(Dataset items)
## begin
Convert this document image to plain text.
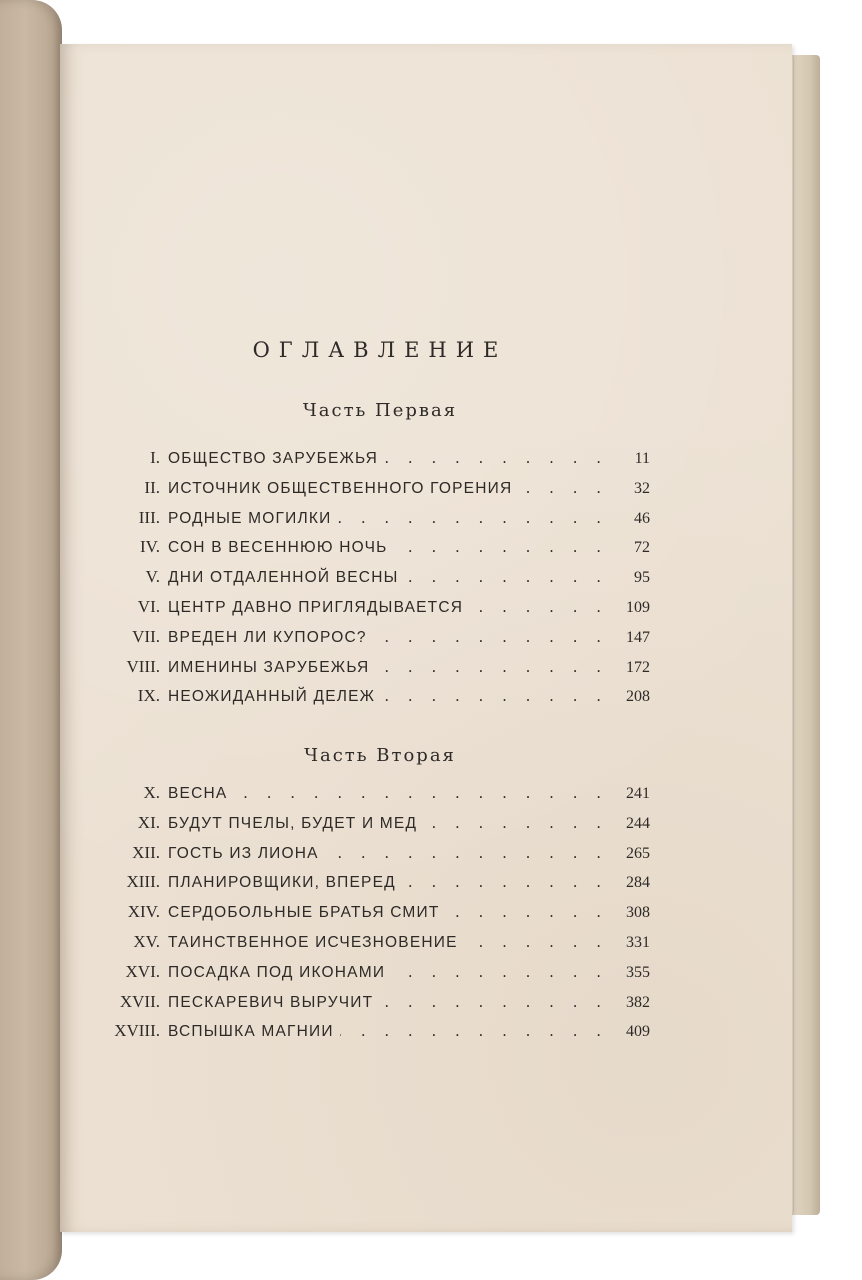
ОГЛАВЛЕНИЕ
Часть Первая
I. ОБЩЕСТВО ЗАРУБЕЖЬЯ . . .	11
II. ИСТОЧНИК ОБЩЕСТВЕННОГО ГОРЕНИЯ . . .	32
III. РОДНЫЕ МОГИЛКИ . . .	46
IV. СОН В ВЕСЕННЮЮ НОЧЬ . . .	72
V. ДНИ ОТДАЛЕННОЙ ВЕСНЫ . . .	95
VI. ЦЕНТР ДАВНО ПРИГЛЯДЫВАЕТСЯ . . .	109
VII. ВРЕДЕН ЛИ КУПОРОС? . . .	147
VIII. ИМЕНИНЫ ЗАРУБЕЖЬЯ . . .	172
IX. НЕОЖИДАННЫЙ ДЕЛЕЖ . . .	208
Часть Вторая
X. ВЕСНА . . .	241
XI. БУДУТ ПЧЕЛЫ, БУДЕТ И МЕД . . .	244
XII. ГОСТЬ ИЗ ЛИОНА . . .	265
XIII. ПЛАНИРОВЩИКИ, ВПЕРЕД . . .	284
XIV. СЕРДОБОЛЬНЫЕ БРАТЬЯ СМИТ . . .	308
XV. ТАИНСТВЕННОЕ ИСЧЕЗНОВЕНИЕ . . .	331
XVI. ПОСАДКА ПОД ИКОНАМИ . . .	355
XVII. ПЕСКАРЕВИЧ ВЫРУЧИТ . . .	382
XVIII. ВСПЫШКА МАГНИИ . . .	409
## end
## begin
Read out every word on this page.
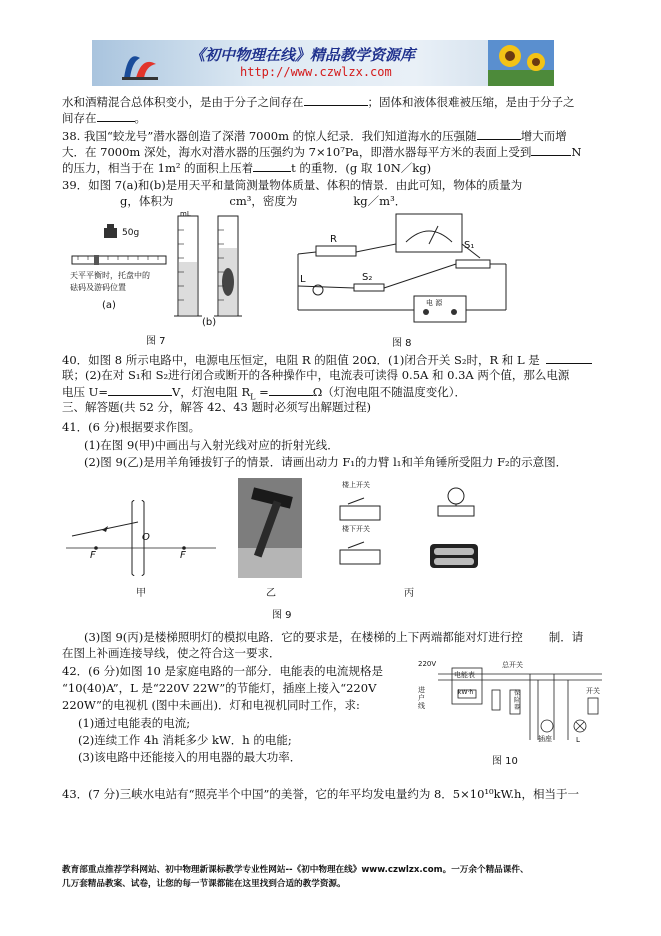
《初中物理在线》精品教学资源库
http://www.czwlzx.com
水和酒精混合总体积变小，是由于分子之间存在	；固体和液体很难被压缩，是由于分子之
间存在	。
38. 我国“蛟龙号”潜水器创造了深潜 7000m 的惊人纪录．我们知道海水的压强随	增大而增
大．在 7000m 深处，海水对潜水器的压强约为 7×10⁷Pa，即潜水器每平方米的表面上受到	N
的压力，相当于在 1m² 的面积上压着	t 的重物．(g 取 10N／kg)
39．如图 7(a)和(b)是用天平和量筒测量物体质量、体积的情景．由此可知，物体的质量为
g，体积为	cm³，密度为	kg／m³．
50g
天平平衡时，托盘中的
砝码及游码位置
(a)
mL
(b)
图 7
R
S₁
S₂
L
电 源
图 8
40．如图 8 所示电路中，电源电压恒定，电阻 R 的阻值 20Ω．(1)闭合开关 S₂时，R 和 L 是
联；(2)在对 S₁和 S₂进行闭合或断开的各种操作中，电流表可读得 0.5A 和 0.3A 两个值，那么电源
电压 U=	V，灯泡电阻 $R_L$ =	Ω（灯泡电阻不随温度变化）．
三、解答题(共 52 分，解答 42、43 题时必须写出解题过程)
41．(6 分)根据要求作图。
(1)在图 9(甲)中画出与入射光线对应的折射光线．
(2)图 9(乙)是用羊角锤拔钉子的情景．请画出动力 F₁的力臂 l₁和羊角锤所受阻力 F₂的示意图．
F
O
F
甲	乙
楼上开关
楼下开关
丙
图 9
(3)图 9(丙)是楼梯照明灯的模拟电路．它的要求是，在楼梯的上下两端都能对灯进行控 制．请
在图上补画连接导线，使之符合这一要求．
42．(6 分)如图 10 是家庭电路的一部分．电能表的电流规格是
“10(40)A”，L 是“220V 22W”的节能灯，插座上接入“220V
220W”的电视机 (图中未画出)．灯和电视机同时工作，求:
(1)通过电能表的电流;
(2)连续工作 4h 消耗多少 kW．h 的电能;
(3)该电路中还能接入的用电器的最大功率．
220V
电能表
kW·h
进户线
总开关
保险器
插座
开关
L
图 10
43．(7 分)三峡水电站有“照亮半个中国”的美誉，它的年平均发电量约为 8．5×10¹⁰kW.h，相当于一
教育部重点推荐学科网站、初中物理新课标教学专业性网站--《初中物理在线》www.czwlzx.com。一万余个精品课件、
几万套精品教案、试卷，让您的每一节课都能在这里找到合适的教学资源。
## end
How many lines in the records above contain the word "czwlzx"? Give only the number.

2